→ **Selected text**
** start **
Sunday, February 22, 2004

ARod Magnum Opus: What Went Wrong in Arlington

(Greg's note: I wrote this as a way to psychically and emotionally cleanse ARod from my system. I recommend writing a magnum opus for anyone similarly afflicted. I really love ARod on the field. And I was sad he was gone. I feel better now.)

When compared with fans coming from Tarrant County, a disproportionately low number of Ranger fans come from Dallas County, and a disproportionately low number of that group comes from the City of Dallas itself.

Tom Hicks lives in Dallas. When he looked at purchasing the Rangers, his attention focused on Dallas County as an untapped reservoir of Ranger fans. A franchise deal was made with this in mind: increased Ranger attendance from Dallas County would equate to increased Ranger revenue.

Based on his Brett Hull free agent experience, Hicks thought he knew the formula: a star free agent, living in Dallas and being an enthusiastic member of the Dallas community. Dallas would be proud of their star, and Dallas would flock to The Ballpark to watch the star play for the Rangers.
** end **
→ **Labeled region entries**
** start **
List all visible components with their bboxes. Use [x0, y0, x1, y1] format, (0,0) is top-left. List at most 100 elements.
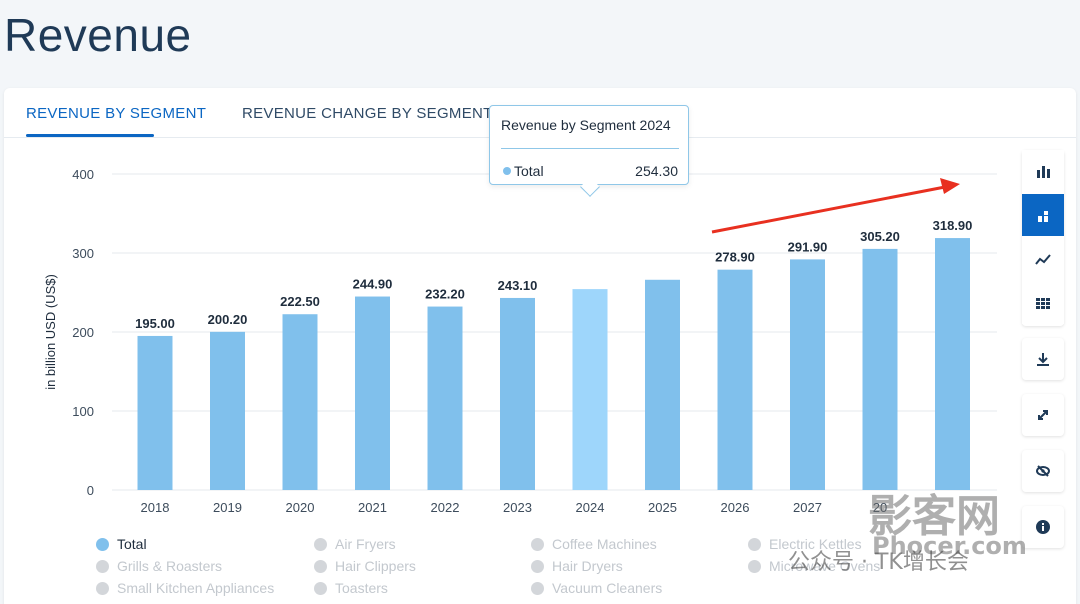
data-label-2027: 291.90 [788, 239, 828, 254]
bar-2026 [717, 269, 753, 490]
page-title: Revenue [4, 9, 192, 61]
y-tick-label: 200 [72, 325, 94, 340]
legend-dot [531, 581, 544, 595]
bar-2020 [282, 314, 318, 490]
active-tab-indicator [26, 134, 154, 137]
legend-item-air-fryers[interactable]: Air Fryers [314, 536, 396, 552]
chart-type-toolbar [1022, 150, 1064, 326]
x-tick-label-2023: 2023 [503, 500, 532, 515]
legend-item-total[interactable]: Total [96, 536, 147, 552]
expand-button[interactable] [1022, 394, 1064, 436]
x-tick-label-2024: 2024 [576, 500, 605, 515]
line-chart-icon [1035, 254, 1051, 265]
legend-label: Air Fryers [335, 536, 396, 552]
bar-chart-button[interactable] [1022, 150, 1064, 192]
bar-2025 [645, 279, 680, 490]
x-tick-label-2026: 2026 [721, 500, 750, 515]
legend-label: Microwave Ovens [769, 558, 881, 574]
legend-item-electric-kettles[interactable]: Electric Kettles [748, 536, 862, 552]
x-tick-label-2021: 2021 [358, 500, 387, 515]
legend-dot [314, 559, 327, 573]
watermark-brand: 影客网 [868, 491, 1000, 542]
bar-2018 [137, 335, 173, 490]
x-tick-label-2019: 2019 [213, 500, 242, 515]
data-label-2028: 305.20 [860, 229, 900, 244]
x-tick-label-2028: 20 [873, 500, 887, 515]
legend-dot [96, 559, 109, 573]
line-chart-button[interactable] [1022, 238, 1064, 280]
chart-tooltip: Revenue by Segment 2024 Total 254.30 [489, 105, 689, 197]
expand-icon [1038, 410, 1048, 420]
tooltip-separator [501, 148, 679, 149]
legend-item-small-kitchen-appliances[interactable]: Small Kitchen Appliances [96, 580, 274, 596]
legend-dot [531, 537, 544, 551]
data-label-2023: 243.10 [498, 278, 538, 293]
legend-item-hair-clippers[interactable]: Hair Clippers [314, 558, 416, 574]
trend-arrow [711, 178, 960, 234]
legend-label: Vacuum Cleaners [552, 580, 663, 596]
bar-2029 [935, 238, 970, 490]
stacked-bar-button[interactable] [1022, 194, 1064, 236]
x-tick-label-2020: 2020 [286, 500, 315, 515]
legend-label: Coffee Machines [552, 536, 657, 552]
bar-2028 [862, 248, 898, 490]
legend-dot [748, 559, 761, 573]
stacked-bar-icon [1038, 211, 1048, 222]
bar-2019 [210, 331, 245, 490]
tooltip-title: Revenue by Segment 2024 [501, 117, 671, 133]
legend-label: Small Kitchen Appliances [117, 580, 275, 596]
watermark-site: Phocer.com [872, 532, 1027, 560]
x-tick-label-2018: 2018 [141, 500, 170, 515]
data-label-2029: 318.90 [933, 218, 973, 233]
x-tick-label-2025: 2025 [648, 500, 677, 515]
bar-2021 [355, 296, 390, 490]
tooltip-series-value: 254.30 [635, 163, 678, 179]
legend-item-hair-dryers[interactable]: Hair Dryers [531, 558, 623, 574]
x-tick-label-2022: 2022 [431, 500, 460, 515]
legend-label: Hair Dryers [552, 558, 623, 574]
tab-revenue-by-segment[interactable]: REVENUE BY SEGMENT [26, 105, 207, 122]
download-icon [1037, 353, 1049, 366]
data-label-2026: 278.90 [715, 250, 755, 265]
data-label-2019: 200.20 [208, 312, 248, 327]
legend-label: Electric Kettles [769, 536, 862, 552]
y-tick-label: 300 [72, 246, 94, 261]
watermark-account: 公众号 · TK增长会 [788, 550, 969, 575]
legend-item-microwave-ovens[interactable]: Microwave Ovens [748, 558, 880, 574]
data-label-2018: 195.00 [135, 316, 175, 331]
legend-label: Total [117, 536, 147, 552]
y-tick-label: 0 [87, 483, 94, 498]
legend-dot [96, 581, 109, 595]
bar-2024 [572, 289, 608, 490]
bar-chart-icon [1037, 166, 1050, 178]
hide-icon [1036, 465, 1050, 477]
legend-item-grills-roasters[interactable]: Grills & Roasters [96, 558, 222, 574]
tab-revenue-change-by-segment[interactable]: REVENUE CHANGE BY SEGMENT [242, 105, 493, 122]
hide-button[interactable] [1022, 450, 1064, 492]
legend-dot [531, 559, 544, 573]
legend-item-toasters[interactable]: Toasters [314, 580, 388, 596]
table-icon [1036, 298, 1050, 309]
x-tick-label-2027: 2027 [793, 500, 822, 515]
legend-label: Grills & Roasters [117, 558, 223, 574]
info-button[interactable] [1022, 506, 1064, 548]
data-label-2021: 244.90 [353, 277, 393, 292]
legend-item-vacuum-cleaners[interactable]: Vacuum Cleaners [531, 580, 662, 596]
bar-2023 [500, 297, 535, 490]
legend-label: Hair Clippers [335, 558, 416, 574]
legend-dot [314, 581, 327, 595]
legend-dot [96, 537, 109, 551]
bar-2022 [427, 306, 463, 490]
legend-dot [314, 537, 327, 551]
table-button[interactable] [1022, 282, 1064, 324]
bar-2027 [790, 259, 825, 490]
data-label-2022: 232.20 [425, 287, 465, 302]
y-axis-label: in billion USD (US$) [43, 274, 58, 390]
legend-item-coffee-machines[interactable]: Coffee Machines [531, 536, 657, 552]
legend-dot [748, 537, 761, 551]
legend-label: Toasters [335, 580, 388, 596]
download-button[interactable] [1022, 338, 1064, 380]
data-label-2020: 222.50 [280, 294, 320, 309]
y-tick-label: 100 [72, 404, 94, 419]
** end **
→ **To be done**
1/ Decide whether each statement below agrees with the ARod post, answering yes or no and quoting the words from the ARod post that decide it: (a) Tom Hicks lives in Dallas. (b) A disproportionately high number of Ranger fans come from Dallas County. (c) Hicks based his formula on his Brett Hull free agent experience.
2/ Pick out every line of the listing that contains the string "title", treating uppercase and lowercase as different.

→ **Solved tasks**
1/
(a) Yes: "Tom Hicks lives in Dallas."
(b) No: "a disproportionately low number of Ranger fans come from Dallas County"
(c) Yes: "Based on his Brett Hull free agent experience, Hicks thought he knew the formula"

2/
page-title: Revenue [4, 9, 192, 61]
tooltip-title: Revenue by Segment 2024 [501, 117, 671, 133]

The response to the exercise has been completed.